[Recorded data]
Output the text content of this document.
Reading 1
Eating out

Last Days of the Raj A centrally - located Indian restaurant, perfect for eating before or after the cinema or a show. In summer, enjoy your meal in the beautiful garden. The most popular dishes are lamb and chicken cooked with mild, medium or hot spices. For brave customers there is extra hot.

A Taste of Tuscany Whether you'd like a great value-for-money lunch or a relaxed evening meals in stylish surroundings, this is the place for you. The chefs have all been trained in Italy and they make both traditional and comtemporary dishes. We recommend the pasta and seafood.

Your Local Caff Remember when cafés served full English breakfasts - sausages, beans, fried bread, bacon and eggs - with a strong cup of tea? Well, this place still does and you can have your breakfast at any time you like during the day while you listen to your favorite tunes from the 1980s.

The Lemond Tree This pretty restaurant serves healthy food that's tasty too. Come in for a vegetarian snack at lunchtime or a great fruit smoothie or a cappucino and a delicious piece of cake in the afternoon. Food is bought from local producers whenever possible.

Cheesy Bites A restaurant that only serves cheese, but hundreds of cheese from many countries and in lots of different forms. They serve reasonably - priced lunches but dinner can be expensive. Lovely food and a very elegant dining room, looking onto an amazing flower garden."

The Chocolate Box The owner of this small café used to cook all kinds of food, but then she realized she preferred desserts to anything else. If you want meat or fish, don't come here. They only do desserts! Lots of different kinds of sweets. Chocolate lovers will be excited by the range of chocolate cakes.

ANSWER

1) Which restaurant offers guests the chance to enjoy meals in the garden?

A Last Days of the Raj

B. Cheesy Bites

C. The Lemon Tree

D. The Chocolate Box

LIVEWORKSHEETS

→ Set problem:
Transcribe all entries exactly as they are given.

→ Answer to the exercise:
Output the text content of this document.
Reading 1
Eating out

Last Days of the Raj A centrally - located Indian restaurant, perfect for eating before or after the cinema or a show. In summer, enjoy your meal in the beautiful garden. The most popular dishes are lamb and chicken cooked with mild, medium or hot spices. For brave customers there is extra hot.

A Taste of Tuscany Whether you'd like a great value-for-money lunch or a relaxed evening meals in stylish surroundings, this is the place for you. The chefs have all been trained in Italy and they make both traditional and comtemporary dishes. We recommend the pasta and seafood.

Your Local Caff Remember when cafés served full English breakfasts - sausages, beans, fried bread, bacon and eggs - with a strong cup of tea? Well, this place still does and you can have your breakfast at any time you like during the day while you listen to your favorite tunes from the 1980s.

The Lemond Tree This pretty restaurant serves healthy food that's tasty too. Come in for a vegetarian snack at lunchtime or a great fruit smoothie or a cappucino and a delicious piece of cake in the afternoon. Food is bought from local producers whenever possible.

Cheesy Bites A restaurant that only serves cheese, but hundreds of cheese from many countries and in lots of different forms. They serve reasonably - priced lunches but dinner can be expensive. Lovely food and a very elegant dining room, looking onto an amazing flower garden."

The Chocolate Box The owner of this small café used to cook all kinds of food, but then she realized she preferred desserts to anything else. If you want meat or fish, don't come here. They only do desserts! Lots of different kinds of sweets. Chocolate lovers will be excited by the range of chocolate cakes.

ANSWER

1) Which restaurant offers guests the chance to enjoy meals in the garden?

A Last Days of the Raj

B. Cheesy Bites

C. The Lemon Tree

D. The Chocolate Box

LIVEWORKSHEETS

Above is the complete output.